→ **EXERCISE DIRECTIONS**:
Locate the lines where "MATEMATİK" occurs and copy them as they stand.

→ **GIVEN ENTRIES**:
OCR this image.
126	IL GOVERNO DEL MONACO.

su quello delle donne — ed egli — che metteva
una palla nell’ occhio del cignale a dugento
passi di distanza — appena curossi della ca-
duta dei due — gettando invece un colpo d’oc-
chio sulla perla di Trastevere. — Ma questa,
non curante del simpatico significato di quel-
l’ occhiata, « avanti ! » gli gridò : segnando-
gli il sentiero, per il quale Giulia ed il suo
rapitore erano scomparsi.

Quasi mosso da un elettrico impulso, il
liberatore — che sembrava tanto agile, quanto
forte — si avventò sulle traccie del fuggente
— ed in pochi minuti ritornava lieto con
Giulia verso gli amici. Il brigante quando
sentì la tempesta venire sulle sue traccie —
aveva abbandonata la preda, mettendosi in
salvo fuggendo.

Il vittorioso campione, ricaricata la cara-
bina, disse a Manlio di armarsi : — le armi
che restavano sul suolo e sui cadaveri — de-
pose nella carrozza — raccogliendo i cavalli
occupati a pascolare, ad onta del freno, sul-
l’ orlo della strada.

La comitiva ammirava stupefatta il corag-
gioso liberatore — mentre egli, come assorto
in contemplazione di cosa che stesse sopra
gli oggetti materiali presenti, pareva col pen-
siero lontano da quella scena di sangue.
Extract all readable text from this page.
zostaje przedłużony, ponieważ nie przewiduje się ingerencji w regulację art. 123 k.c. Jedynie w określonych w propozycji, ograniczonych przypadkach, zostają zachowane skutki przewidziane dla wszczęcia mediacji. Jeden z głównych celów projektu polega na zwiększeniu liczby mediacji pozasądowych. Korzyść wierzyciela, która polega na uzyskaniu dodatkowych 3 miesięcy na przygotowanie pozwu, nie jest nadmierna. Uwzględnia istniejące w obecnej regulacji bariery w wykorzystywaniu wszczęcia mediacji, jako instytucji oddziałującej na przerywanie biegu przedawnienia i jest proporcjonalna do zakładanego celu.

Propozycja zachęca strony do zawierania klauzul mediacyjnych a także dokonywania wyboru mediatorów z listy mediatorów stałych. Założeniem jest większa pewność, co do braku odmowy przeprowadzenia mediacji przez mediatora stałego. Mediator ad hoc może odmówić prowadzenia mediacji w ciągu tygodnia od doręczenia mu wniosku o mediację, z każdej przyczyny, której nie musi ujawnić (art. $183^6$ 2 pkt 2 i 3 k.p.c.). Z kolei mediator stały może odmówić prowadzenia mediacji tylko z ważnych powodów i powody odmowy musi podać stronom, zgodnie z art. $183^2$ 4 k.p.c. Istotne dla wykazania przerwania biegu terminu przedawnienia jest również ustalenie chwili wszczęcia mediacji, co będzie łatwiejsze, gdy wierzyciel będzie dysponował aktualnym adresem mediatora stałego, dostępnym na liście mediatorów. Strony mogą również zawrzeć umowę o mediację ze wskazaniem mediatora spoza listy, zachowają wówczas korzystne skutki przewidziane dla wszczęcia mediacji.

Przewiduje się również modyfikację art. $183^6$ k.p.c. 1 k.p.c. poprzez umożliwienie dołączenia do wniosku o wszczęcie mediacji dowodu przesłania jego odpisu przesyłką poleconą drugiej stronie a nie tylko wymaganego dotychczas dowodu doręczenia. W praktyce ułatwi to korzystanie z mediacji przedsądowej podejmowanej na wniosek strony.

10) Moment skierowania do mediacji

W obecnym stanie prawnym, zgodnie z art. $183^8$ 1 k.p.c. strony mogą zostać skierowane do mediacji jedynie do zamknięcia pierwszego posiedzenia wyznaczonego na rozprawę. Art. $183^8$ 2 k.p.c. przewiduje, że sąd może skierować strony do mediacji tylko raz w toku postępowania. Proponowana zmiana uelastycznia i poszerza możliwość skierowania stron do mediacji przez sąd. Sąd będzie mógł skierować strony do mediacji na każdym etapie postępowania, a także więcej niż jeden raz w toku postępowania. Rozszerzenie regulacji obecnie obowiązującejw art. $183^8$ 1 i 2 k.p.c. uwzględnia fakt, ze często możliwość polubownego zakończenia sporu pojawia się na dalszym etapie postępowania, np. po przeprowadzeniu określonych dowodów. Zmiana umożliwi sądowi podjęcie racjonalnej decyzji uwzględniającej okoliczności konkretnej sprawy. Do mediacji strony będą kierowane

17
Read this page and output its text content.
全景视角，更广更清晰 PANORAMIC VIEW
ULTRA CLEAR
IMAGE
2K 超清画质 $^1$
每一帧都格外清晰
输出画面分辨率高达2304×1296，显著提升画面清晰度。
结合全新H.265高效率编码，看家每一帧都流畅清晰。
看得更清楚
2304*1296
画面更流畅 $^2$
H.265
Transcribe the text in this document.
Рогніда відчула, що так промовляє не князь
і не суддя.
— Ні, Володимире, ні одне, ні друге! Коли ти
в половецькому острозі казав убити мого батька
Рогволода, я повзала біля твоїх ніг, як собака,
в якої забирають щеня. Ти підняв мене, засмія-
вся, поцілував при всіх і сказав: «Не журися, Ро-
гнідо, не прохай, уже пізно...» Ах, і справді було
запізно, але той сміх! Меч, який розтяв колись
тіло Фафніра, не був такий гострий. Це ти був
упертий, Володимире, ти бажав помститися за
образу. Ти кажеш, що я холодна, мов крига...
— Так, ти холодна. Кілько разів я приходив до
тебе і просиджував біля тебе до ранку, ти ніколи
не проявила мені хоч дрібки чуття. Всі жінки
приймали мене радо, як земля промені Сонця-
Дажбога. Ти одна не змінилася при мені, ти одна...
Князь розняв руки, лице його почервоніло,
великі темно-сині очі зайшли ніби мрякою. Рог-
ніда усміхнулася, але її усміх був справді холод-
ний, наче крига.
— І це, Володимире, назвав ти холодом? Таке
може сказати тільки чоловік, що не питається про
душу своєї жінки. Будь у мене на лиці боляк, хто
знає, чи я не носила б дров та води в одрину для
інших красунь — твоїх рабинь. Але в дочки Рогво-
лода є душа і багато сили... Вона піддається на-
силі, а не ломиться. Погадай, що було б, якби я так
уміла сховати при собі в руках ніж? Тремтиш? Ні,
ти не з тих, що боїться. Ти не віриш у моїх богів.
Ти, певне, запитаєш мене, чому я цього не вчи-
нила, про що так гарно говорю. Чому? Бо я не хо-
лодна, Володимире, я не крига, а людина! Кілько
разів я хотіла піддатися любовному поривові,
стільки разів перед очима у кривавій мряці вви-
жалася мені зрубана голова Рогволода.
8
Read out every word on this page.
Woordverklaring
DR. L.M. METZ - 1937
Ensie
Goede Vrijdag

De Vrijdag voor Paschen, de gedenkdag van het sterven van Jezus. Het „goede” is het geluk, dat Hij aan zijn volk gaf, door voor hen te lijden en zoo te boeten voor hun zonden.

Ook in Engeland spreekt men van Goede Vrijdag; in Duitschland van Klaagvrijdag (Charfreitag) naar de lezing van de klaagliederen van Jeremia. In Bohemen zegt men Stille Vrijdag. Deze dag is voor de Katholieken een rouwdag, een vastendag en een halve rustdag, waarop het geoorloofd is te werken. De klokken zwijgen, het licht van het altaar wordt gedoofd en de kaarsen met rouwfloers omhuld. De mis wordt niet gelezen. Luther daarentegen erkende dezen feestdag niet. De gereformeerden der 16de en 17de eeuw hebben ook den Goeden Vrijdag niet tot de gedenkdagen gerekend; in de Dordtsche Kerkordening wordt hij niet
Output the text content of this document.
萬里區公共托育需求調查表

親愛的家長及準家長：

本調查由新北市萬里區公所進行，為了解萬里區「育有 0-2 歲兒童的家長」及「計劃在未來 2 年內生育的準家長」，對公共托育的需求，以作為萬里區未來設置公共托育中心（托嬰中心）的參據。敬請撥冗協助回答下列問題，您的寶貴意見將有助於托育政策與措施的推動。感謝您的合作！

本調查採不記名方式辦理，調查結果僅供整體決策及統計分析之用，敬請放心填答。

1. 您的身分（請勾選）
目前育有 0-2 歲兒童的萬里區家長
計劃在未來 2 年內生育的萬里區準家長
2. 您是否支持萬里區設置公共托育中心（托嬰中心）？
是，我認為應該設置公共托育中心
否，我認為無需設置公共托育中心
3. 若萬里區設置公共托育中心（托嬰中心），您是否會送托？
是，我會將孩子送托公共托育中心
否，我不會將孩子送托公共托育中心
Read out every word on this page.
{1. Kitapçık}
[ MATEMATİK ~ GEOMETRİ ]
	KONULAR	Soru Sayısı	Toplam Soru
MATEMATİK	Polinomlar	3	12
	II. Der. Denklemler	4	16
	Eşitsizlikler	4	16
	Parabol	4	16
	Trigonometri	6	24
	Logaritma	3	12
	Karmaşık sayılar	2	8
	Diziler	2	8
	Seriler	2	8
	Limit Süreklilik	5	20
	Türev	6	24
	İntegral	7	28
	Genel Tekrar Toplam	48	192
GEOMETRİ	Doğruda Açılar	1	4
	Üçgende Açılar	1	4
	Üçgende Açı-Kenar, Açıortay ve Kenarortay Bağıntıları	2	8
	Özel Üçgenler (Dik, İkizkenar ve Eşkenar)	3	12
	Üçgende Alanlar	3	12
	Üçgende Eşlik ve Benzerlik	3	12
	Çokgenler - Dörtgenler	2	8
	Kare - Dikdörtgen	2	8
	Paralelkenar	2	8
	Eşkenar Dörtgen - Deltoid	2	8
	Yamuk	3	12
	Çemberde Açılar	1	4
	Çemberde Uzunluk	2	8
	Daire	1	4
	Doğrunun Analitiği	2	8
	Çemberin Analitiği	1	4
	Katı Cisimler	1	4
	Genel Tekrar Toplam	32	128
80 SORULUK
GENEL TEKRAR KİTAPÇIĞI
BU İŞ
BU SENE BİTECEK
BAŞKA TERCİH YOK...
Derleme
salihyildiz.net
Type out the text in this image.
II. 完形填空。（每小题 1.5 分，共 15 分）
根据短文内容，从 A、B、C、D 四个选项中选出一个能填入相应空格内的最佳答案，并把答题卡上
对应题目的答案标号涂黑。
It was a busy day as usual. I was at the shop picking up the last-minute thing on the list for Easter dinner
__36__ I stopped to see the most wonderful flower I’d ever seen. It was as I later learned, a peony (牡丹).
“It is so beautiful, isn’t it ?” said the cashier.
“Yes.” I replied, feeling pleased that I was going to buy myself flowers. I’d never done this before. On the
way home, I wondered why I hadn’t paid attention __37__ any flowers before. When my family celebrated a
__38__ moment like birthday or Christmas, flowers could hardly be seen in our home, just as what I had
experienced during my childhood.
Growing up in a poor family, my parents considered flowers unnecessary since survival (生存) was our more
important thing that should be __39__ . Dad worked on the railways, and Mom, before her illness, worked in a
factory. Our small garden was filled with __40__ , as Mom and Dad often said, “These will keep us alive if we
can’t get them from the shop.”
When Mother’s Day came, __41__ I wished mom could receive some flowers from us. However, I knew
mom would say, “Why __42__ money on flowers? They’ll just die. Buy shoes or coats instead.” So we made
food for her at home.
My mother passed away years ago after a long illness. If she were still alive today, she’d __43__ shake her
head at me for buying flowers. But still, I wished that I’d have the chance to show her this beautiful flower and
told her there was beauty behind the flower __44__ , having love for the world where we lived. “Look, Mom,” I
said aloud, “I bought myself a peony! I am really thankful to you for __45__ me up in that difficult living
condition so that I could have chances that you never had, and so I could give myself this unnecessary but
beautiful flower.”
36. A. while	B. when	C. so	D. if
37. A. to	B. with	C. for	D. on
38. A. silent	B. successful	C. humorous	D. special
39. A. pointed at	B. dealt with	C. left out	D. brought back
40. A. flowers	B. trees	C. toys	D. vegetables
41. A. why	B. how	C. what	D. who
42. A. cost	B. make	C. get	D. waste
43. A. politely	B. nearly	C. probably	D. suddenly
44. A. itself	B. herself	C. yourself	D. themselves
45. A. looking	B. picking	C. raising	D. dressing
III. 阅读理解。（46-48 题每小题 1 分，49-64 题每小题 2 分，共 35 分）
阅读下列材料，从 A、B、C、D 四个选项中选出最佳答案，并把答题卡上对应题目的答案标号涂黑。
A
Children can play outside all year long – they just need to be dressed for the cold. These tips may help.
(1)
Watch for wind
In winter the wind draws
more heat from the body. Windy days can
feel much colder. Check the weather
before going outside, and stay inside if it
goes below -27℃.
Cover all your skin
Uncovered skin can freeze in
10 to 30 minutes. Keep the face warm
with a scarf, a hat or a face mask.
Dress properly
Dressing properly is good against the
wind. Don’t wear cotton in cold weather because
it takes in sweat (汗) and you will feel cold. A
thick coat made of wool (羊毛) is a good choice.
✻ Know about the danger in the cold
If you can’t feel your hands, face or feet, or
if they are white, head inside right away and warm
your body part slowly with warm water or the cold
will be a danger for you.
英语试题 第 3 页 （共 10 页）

→ **TASK RESPONSE**:
[ MATEMATİK ~ GEOMETRİ ]
MATEMATİK	Polinomlar	3	12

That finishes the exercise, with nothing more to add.